*PASSAGE*
=== Begin Enclosure ===

At 24 minutes in length (which was almost unheard of at the time), 'Le Voyage à travers l'impossible' was no doubt heavily inspired by its more famous predecessor, as well as Jules Verne and Adolphe d'Ennery's play of the same name. The version of the film most commonly viewed nowadays (featured on the "Landmarks of Early Film – Volume 2" DVD) features a hand-coloured print, supplemented with narration penned by Méliès himself.

Like most of Méliès' films, the narrative is played out like a stage play, with the story usually divided into various distinct one-take scenes, the camera settled at a distance from the action. The first few minutes of the film are concerned with organising this "impossible voyage," which will entail the use of every known means of locomotion – including trains, automobiles, dirigible balloons, submarines and boats. An engineer (played, I believe, by the director himself) explains his extraordinary plans to the members of a geographic society, who meet his proposal with wholehearted enthusiasm. The voyage itself is an unparalleled triumph of early visual effects. The members of the expedition are first whisked away in a fast-moving train, which is particularly significant in that, at the time, the train was seen as an invention that could take you anywhere. 'Le Voyage à travers l'impossible' takes this idea to the literal extreme, symbolic of the ever-expanding possibilities of the era.

=== End Enclosure ===

Document layout detection data
=== Begin Enclosure ===

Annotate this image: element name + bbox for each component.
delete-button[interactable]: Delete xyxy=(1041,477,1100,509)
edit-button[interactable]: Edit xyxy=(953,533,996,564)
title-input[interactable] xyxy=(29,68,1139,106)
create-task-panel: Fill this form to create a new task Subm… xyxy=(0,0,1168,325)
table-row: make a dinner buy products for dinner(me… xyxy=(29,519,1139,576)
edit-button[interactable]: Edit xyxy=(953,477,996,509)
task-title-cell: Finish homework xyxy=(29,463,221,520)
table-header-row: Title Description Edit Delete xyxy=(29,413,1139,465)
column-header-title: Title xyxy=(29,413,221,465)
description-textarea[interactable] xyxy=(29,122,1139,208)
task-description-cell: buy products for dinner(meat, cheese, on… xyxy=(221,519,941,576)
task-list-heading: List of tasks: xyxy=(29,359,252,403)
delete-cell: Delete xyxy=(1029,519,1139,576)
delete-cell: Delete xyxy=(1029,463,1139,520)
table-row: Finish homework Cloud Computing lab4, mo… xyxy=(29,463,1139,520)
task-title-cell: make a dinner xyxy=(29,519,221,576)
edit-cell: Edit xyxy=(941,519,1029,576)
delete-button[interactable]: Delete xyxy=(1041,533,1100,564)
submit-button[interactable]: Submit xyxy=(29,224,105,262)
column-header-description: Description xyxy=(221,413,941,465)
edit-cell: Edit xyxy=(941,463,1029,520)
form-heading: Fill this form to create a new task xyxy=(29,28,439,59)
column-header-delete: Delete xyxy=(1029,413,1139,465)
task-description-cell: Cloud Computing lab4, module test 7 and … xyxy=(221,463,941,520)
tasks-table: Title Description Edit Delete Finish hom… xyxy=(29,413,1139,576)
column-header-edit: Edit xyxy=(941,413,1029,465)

=== End Enclosure ===

*ACTIVITY 1*
Answer these questions about the film passage:
(a) How long is 'Le Voyage à travers l'impossible'?
(b) Who wrote the narration added to the version most often viewed today?
(c) To whom does the engineer explain his plans?
*ACTIVITY 2*
Carry on the passage about Méliès' film 'Le Voyage à travers l'impossible', starting after its final sentence.

*FINAL ANSWER 1*
(a) 24 minutes.
(b) Méliès himself.
(c) The members of a geographic society.

*FINAL ANSWER 2*
That iconic image of the scientists' rocket piercing the eye of the Man on the Moon has permanently become engrained in the minds of film-goers. In this film, we meet the Sun, who unexpectedly comes face-to-face with a flying locomotive. The gradual emergence of the Sun from behind the shifting clouds is a genuinely beautiful sight, and the face which comprises it is infinitely more pleasant than the nasty, ugly brute from a later Méliès film, 'L' Éclipse du soleil en pleine lune / The Eclipse: Courtship of the Sun and Moon (1907).' Letting out a wide yawn to welcome in the new day, the Sun is understandably startled when the expedition's soaring train enters its outstretched mouth, and he proceeds to cough trails of flame.

On the surface of the Sun, the engineer and his band of fellow travellers set out to explore this strange new landscape, before the rising of the Sun precipitates a drastic rise in temperature (sounds unusual, but you'll have to suspend belief with this dubious logic). As all the explorers clamber into a specially-made icebox to cool down, all but the engineer are frozen into a block of solid ice. Rescued from a frosty fate by the leader of the expedition (who shrewdly decides to light a fire), the team tumbles into their only remaining means of travel – a submarine – and launch themselves off the face of the Sun and into the depths of the ocean.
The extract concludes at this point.